#### [WRITTEN REQUEST]
Collect every line in the records below that contains the word "下笔如有神".

#### [RECORDED DATA]

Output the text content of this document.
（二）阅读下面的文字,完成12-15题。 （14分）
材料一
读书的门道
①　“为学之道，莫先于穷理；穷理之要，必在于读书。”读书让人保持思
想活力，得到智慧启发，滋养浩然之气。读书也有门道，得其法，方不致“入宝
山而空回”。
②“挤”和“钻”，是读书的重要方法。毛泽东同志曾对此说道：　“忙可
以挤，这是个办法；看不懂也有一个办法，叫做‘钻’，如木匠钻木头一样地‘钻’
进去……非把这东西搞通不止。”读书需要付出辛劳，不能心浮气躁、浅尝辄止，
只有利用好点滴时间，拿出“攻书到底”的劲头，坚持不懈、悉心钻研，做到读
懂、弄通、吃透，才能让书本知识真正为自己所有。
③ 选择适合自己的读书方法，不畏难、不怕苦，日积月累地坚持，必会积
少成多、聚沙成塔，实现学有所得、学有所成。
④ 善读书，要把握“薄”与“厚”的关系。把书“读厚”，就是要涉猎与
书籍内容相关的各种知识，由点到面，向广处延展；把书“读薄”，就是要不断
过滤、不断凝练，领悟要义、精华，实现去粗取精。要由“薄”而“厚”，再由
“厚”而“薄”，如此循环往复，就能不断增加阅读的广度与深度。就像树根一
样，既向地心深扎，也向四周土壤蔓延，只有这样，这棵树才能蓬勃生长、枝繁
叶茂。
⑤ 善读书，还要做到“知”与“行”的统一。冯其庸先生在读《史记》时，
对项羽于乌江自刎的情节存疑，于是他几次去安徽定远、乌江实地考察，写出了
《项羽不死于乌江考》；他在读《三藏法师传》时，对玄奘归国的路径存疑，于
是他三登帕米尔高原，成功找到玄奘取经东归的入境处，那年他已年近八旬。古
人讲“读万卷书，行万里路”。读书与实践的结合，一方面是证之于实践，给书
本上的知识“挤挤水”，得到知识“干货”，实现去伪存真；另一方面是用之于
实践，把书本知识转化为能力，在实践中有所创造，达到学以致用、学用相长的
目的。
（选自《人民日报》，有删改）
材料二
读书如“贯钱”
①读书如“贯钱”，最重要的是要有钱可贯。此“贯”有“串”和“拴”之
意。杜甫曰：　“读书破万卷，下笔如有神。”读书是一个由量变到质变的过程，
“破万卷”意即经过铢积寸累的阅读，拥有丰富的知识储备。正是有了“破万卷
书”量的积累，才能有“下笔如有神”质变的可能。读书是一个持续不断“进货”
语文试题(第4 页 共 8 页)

#### [WRITTEN ANSWER]
意。杜甫曰：　“读书破万卷，下笔如有神。”读书是一个由量变到质变的过程，
书”量的积累，才能有“下笔如有神”质变的可能。读书是一个持续不断“进货”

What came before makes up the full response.